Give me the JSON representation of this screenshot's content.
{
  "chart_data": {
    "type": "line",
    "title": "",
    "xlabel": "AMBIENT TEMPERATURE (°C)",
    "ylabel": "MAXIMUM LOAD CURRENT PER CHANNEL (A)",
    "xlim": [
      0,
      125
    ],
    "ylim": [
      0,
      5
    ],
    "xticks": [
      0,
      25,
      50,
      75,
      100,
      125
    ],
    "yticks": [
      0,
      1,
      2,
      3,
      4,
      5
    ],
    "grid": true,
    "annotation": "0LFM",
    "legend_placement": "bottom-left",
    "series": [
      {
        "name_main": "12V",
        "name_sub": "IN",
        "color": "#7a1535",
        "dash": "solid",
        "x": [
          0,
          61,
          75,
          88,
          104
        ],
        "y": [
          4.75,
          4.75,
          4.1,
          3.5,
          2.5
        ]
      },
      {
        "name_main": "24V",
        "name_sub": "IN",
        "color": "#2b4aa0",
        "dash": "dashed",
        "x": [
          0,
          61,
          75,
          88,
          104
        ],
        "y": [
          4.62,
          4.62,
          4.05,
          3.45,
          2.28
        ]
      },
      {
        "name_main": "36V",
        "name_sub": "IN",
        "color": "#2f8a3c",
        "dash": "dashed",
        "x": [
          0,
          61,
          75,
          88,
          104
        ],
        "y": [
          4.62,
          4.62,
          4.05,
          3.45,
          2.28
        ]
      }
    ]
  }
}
****************************************
- Exercise prompt -
Write out the complete set of records exactly as given.

- Exercise output -
Give me the JSON representation of this screenshot's content.
{
  "chart_data": {
    "type": "line",
    "title": "",
    "xlabel": "AMBIENT TEMPERATURE (°C)",
    "ylabel": "MAXIMUM LOAD CURRENT PER CHANNEL (A)",
    "xlim": [
      0,
      125
    ],
    "ylim": [
      0,
      5
    ],
    "xticks": [
      0,
      25,
      50,
      75,
      100,
      125
    ],
    "yticks": [
      0,
      1,
      2,
      3,
      4,
      5
    ],
    "grid": true,
    "annotation": "0LFM",
    "legend_placement": "bottom-left",
    "series": [
      {
        "name_main": "12V",
        "name_sub": "IN",
        "color": "#7a1535",
        "dash": "solid",
        "x": [
          0,
          61,
          75,
          88,
          104
        ],
        "y": [
          4.75,
          4.75,
          4.1,
          3.5,
          2.5
        ]
      },
      {
        "name_main": "24V",
        "name_sub": "IN",
        "color": "#2b4aa0",
        "dash": "dashed",
        "x": [
          0,
          61,
          75,
          88,
          104
        ],
        "y": [
          4.62,
          4.62,
          4.05,
          3.45,
          2.28
        ]
      },
      {
        "name_main": "36V",
        "name_sub": "IN",
        "color": "#2f8a3c",
        "dash": "dashed",
        "x": [
          0,
          61,
          75,
          88,
          104
        ],
        "y": [
          4.62,
          4.62,
          4.05,
          3.45,
          2.28
        ]
      }
    ]
  }
}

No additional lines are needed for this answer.